■ **Task to carry out**: Report how many lines contain the word "Главное"; answer with the number only.

Stored data:

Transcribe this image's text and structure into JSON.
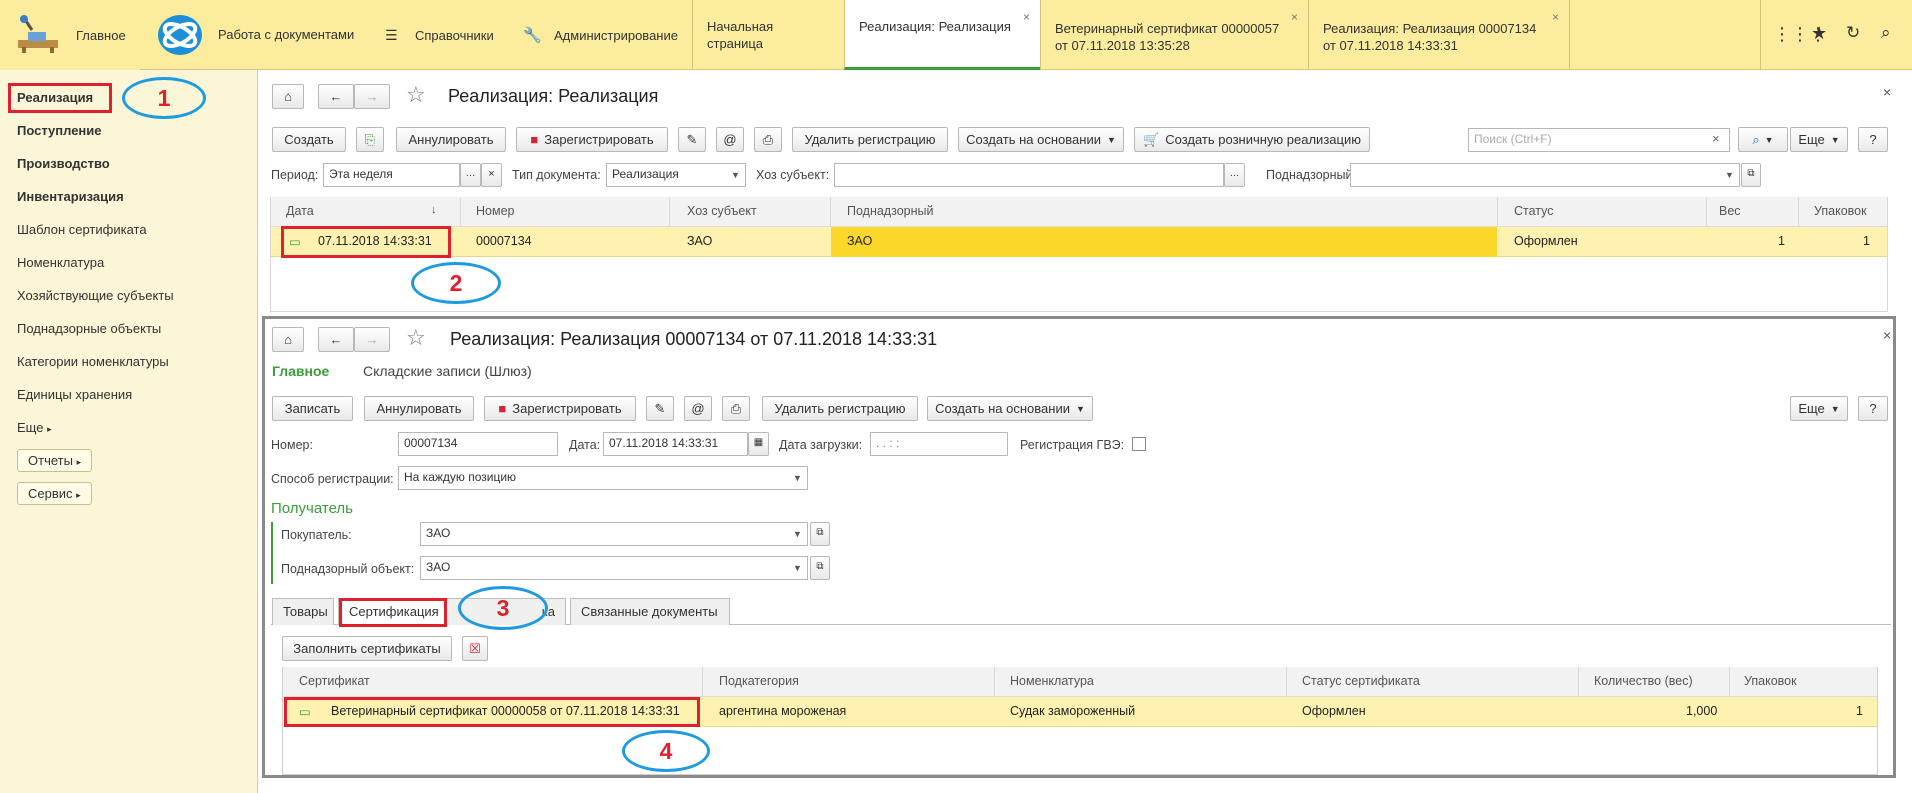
{
  "topbar": {
    "home_label": "Главное",
    "docs_label": "Работа с документами",
    "refs_label": "Справочники",
    "admin_label": "Администрирование",
    "tabs": [
      {
        "line1": "Начальная страница",
        "line2": ""
      },
      {
        "line1": "Реализация: Реализация",
        "line2": ""
      },
      {
        "line1": "Ветеринарный сертификат 00000057",
        "line2": "от 07.11.2018 13:35:28"
      },
      {
        "line1": "Реализация: Реализация 00007134",
        "line2": "от 07.11.2018 14:33:31"
      }
    ]
  },
  "sidebar": {
    "items": [
      "Реализация",
      "Поступление",
      "Производство",
      "Инвентаризация",
      "Шаблон сертификата",
      "Номенклатура",
      "Хозяйствующие субъекты",
      "Поднадзорные объекты",
      "Категории номенклатуры",
      "Единицы хранения",
      "Еще"
    ],
    "reports_label": "Отчеты",
    "service_label": "Сервис"
  },
  "list": {
    "title": "Реализация: Реализация",
    "btn_create": "Создать",
    "btn_annul": "Аннулировать",
    "btn_register": "Зарегистрировать",
    "btn_delete_reg": "Удалить регистрацию",
    "btn_create_based": "Создать на основании",
    "btn_create_retail": "Создать розничную реализацию",
    "search_placeholder": "Поиск (Ctrl+F)",
    "btn_more": "Еще",
    "btn_help": "?",
    "filter_period_label": "Период:",
    "filter_period_value": "Эта неделя",
    "filter_doctype_label": "Тип документа:",
    "filter_doctype_value": "Реализация",
    "filter_subject_label": "Хоз субъект:",
    "filter_supervised_label": "Поднадзорный:",
    "columns": [
      "Дата",
      "Номер",
      "Хоз субъект",
      "Поднадзорный",
      "Статус",
      "Вес",
      "Упаковок"
    ],
    "row": {
      "date": "07.11.2018 14:33:31",
      "number": "00007134",
      "subject": "ЗАО",
      "supervised": "ЗАО",
      "status": "Оформлен",
      "weight": "1",
      "packs": "1"
    }
  },
  "doc": {
    "title": "Реализация: Реализация 00007134 от 07.11.2018 14:33:31",
    "tab_main": "Главное",
    "tab_warehouse": "Складские записи (Шлюз)",
    "btn_save": "Записать",
    "btn_annul": "Аннулировать",
    "btn_register": "Зарегистрировать",
    "btn_delete_reg": "Удалить регистрацию",
    "btn_create_based": "Создать на основании",
    "btn_more": "Еще",
    "btn_help": "?",
    "number_label": "Номер:",
    "number_value": "00007134",
    "date_label": "Дата:",
    "date_value": "07.11.2018 14:33:31",
    "load_date_label": "Дата загрузки:",
    "load_date_value": " .  .     :  :",
    "gvz_label": "Регистрация ГВЭ:",
    "method_label": "Способ регистрации:",
    "method_value": "На каждую позицию",
    "recipient_label": "Получатель",
    "buyer_label": "Покупатель:",
    "buyer_value": "ЗАО",
    "object_label": "Поднадзорный объект:",
    "object_value": "ЗАО",
    "tabs": [
      "Товары",
      "Сертификация",
      "ка",
      "Связанные документы"
    ],
    "btn_fill_certs": "Заполнить сертификаты",
    "cert_columns": [
      "Сертификат",
      "Подкатегория",
      "Номенклатура",
      "Статус сертификата",
      "Количество (вес)",
      "Упаковок"
    ],
    "cert_row": {
      "cert": "Ветеринарный сертификат 00000058 от 07.11.2018 14:33:31",
      "subcat": "аргентина мороженая",
      "nomen": "Судак замороженный",
      "status": "Оформлен",
      "qty": "1,000",
      "packs": "1"
    }
  },
  "annotations": [
    "1",
    "2",
    "3",
    "4"
  ],
  "colors": {
    "topbar": "#fbec9e",
    "sidebar": "#fbf6d7",
    "row_highlight": "#fff2b0",
    "row_selected": "#fbd82a",
    "annotation_red": "#e0202c",
    "annotation_blue": "#1e9be0",
    "green_accent": "#3a9e3a"
  }
}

■ **Reply to the exercise**: 2